__Aim of the task__: Copy out every line containing the word "Price".

(Data entries for graphics)
· · · · ·
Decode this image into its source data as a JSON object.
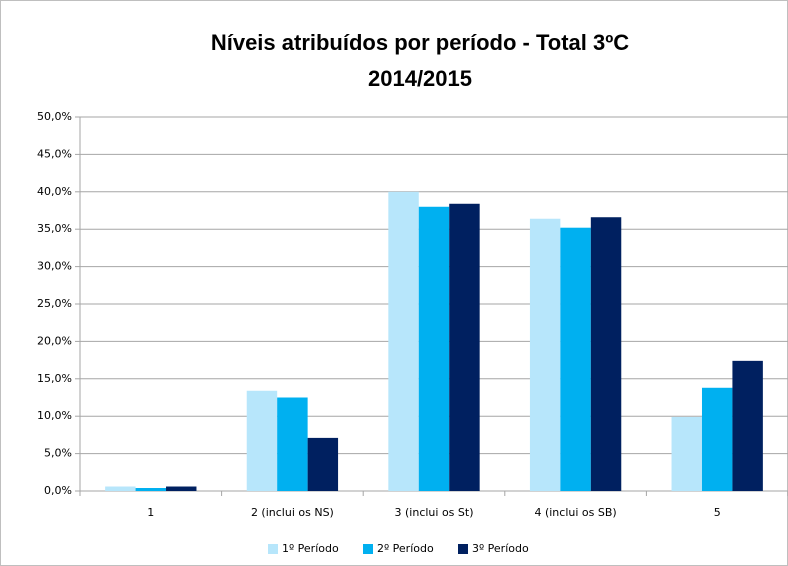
{
  "chart_data": {
    "type": "bar",
    "title": [
      "Níveis atribuídos  por período - Total 3ºC",
      "2014/2015"
    ],
    "categories": [
      "1",
      "2 (inclui os NS)",
      "3 (inclui os St)",
      "4 (inclui os SB)",
      "5"
    ],
    "series": [
      {
        "name": "1º Período",
        "color": "#b7e6fb",
        "values": [
          0.6,
          13.4,
          40.0,
          36.4,
          9.9
        ]
      },
      {
        "name": "2º Período",
        "color": "#00b0f0",
        "values": [
          0.4,
          12.5,
          38.0,
          35.2,
          13.8
        ]
      },
      {
        "name": "3º Período",
        "color": "#002060",
        "values": [
          0.6,
          7.1,
          38.4,
          36.6,
          17.4
        ]
      }
    ],
    "ylim": [
      0,
      50
    ],
    "yticks": [
      {
        "value": 0,
        "label": "0,0%"
      },
      {
        "value": 5,
        "label": "5,0%"
      },
      {
        "value": 10,
        "label": "10,0%"
      },
      {
        "value": 15,
        "label": "15,0%"
      },
      {
        "value": 20,
        "label": "20,0%"
      },
      {
        "value": 25,
        "label": "25,0%"
      },
      {
        "value": 30,
        "label": "30,0%"
      },
      {
        "value": 35,
        "label": "35,0%"
      },
      {
        "value": 40,
        "label": "40,0%"
      },
      {
        "value": 45,
        "label": "45,0%"
      },
      {
        "value": 50,
        "label": "50,0%"
      }
    ],
    "grid": true,
    "legend": "bottom"
  }
}
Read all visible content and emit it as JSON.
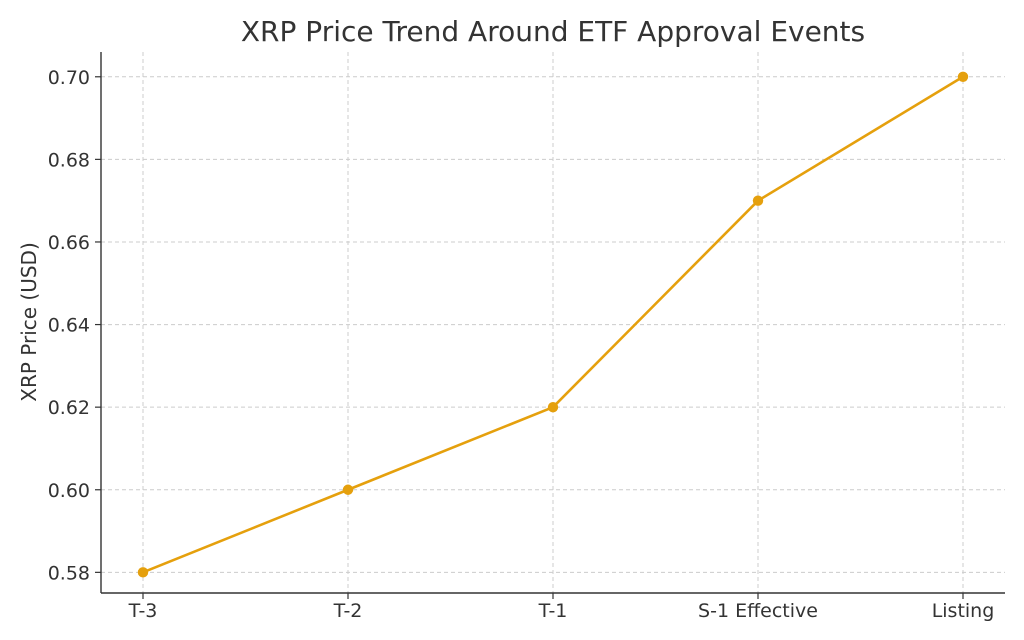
{
  "chart_data": {
    "type": "line",
    "title": "XRP Price Trend Around ETF Approval Events",
    "xlabel": "",
    "ylabel": "XRP Price (USD)",
    "categories": [
      "T-3",
      "T-2",
      "T-1",
      "S-1 Effective",
      "Listing"
    ],
    "series": [
      {
        "values": [
          0.58,
          0.6,
          0.62,
          0.67,
          0.7
        ],
        "color": "#E5A00D",
        "marker": "circle"
      }
    ],
    "ylim": [
      0.575,
      0.706
    ],
    "yticks": [
      0.58,
      0.6,
      0.62,
      0.64,
      0.66,
      0.68,
      0.7
    ],
    "ytick_labels": [
      "0.58",
      "0.60",
      "0.62",
      "0.64",
      "0.66",
      "0.68",
      "0.70"
    ],
    "grid": true,
    "legend": "none"
  }
}
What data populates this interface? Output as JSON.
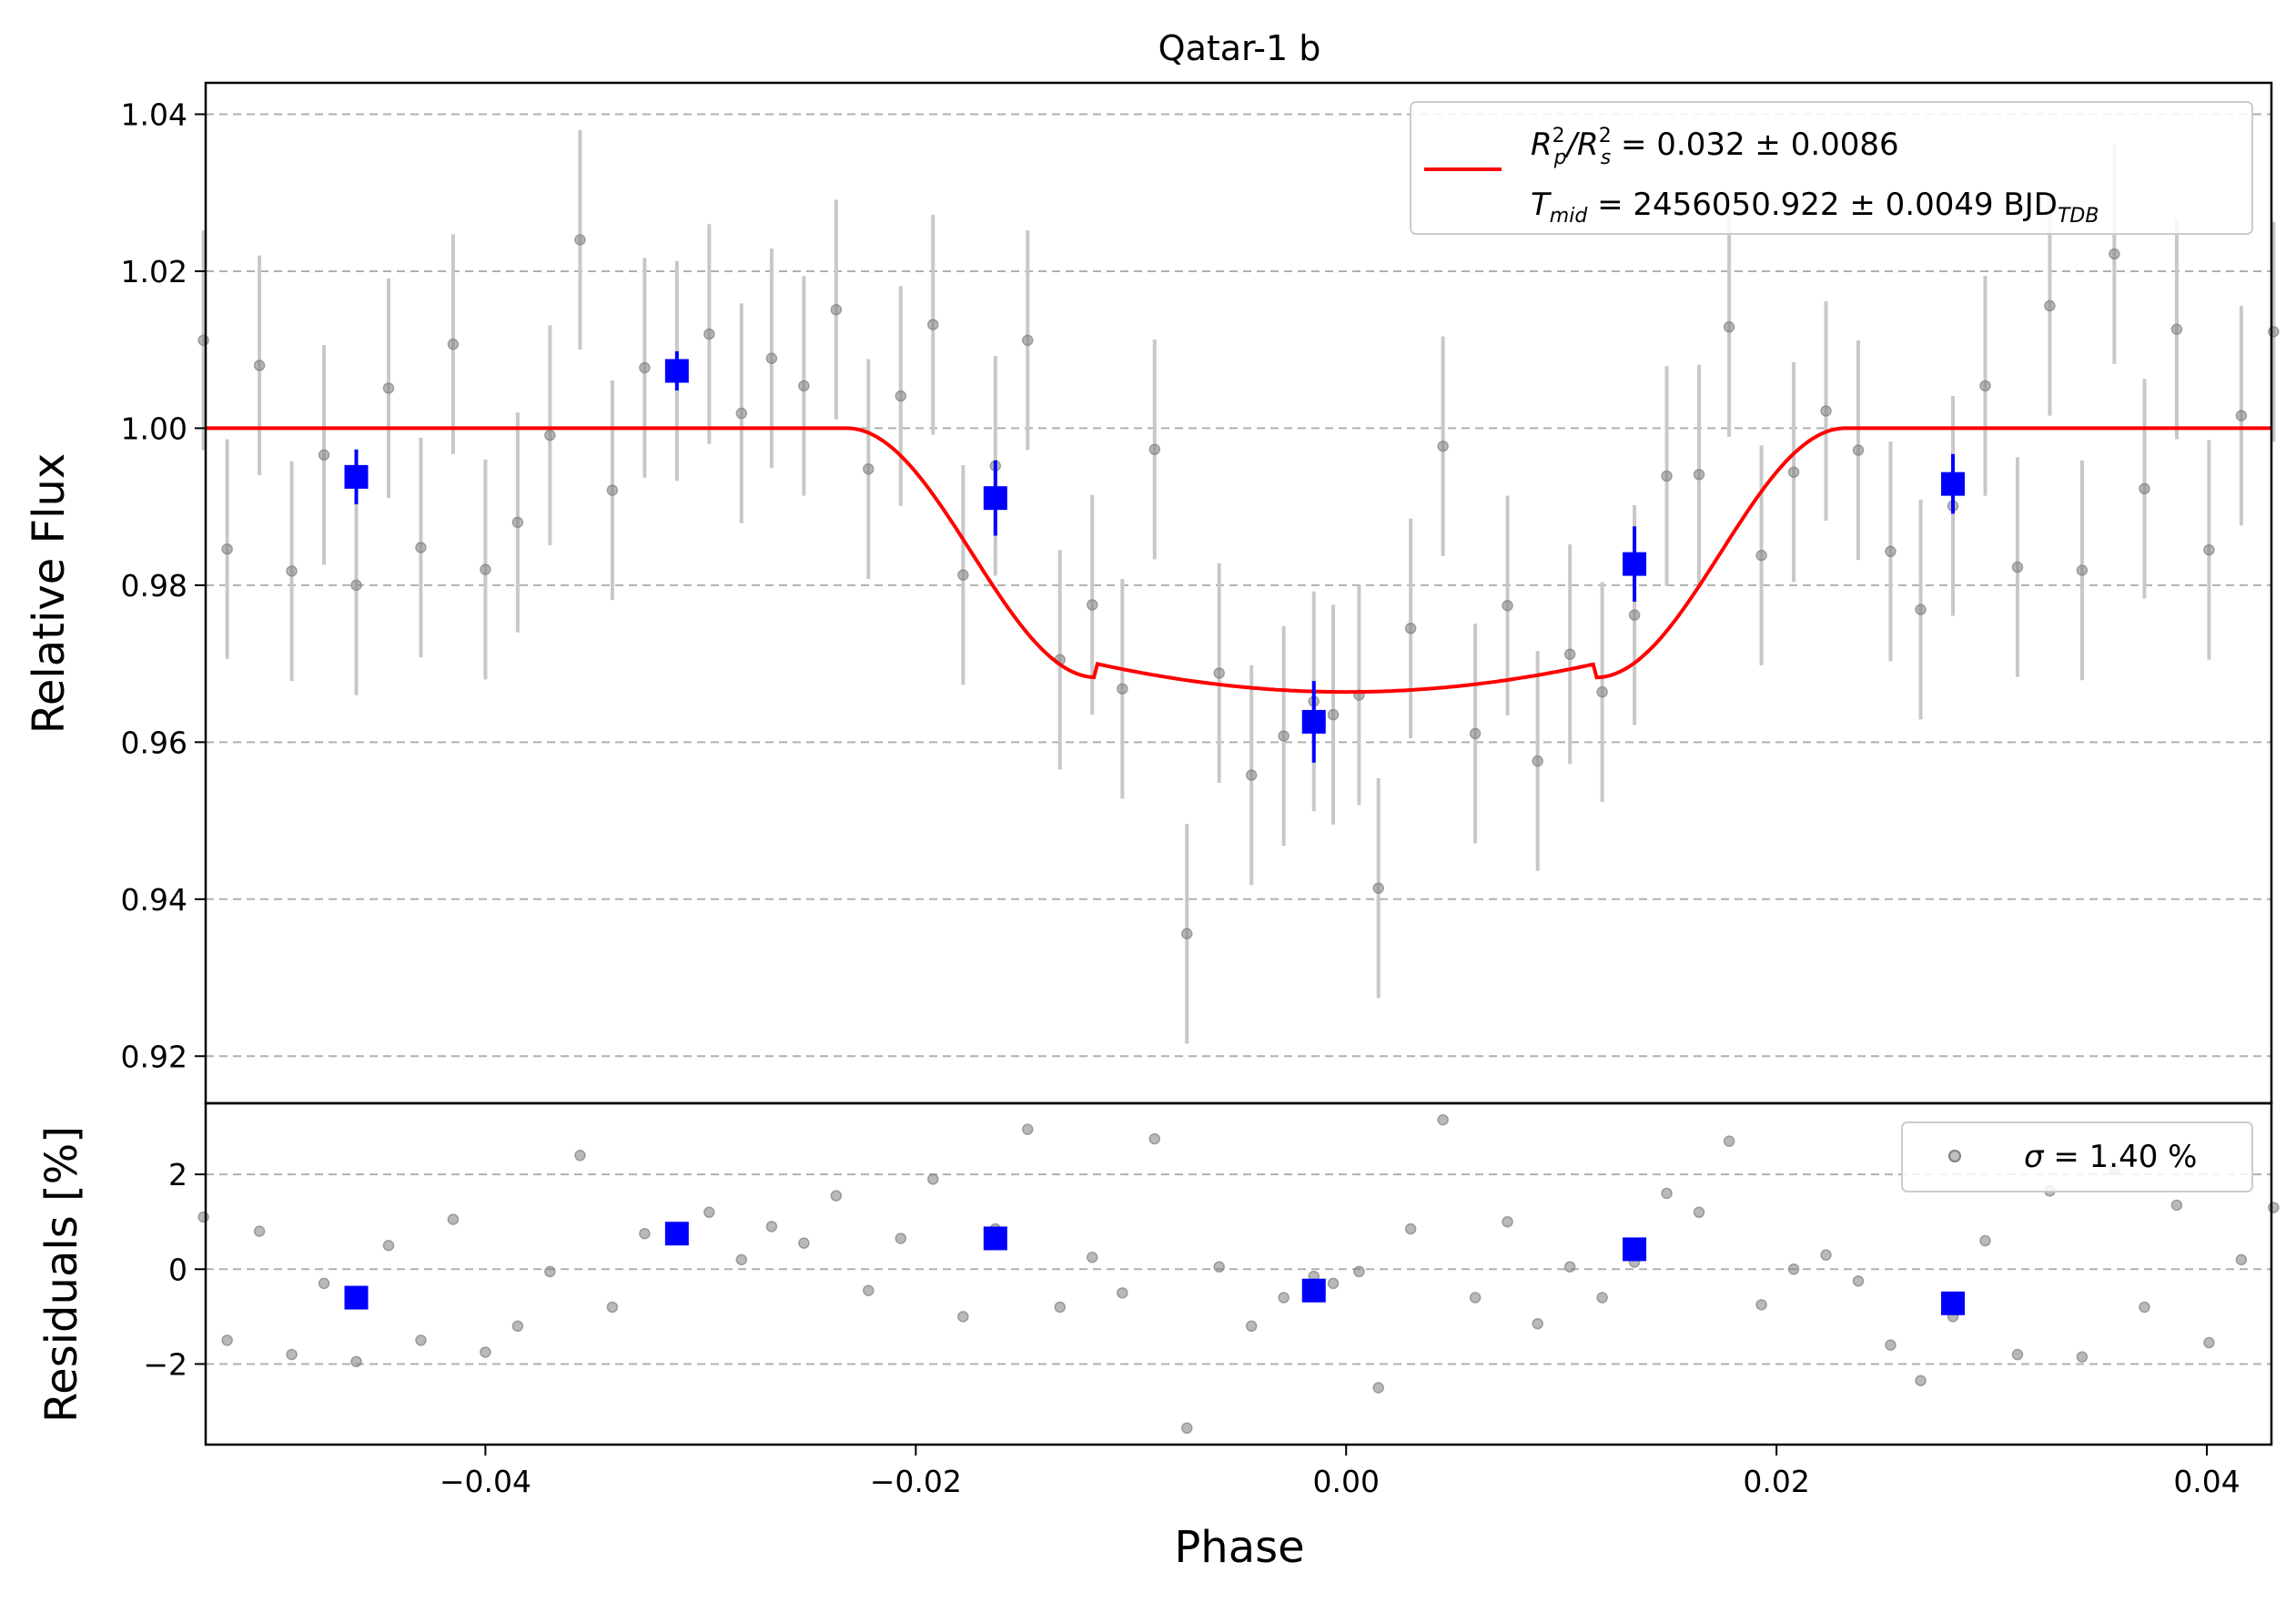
· · · · ·
__Written solution__:
    "title": "XRP Price Trend Around ETF Approval Events",
    "ylabel": "XRP Price (USD)",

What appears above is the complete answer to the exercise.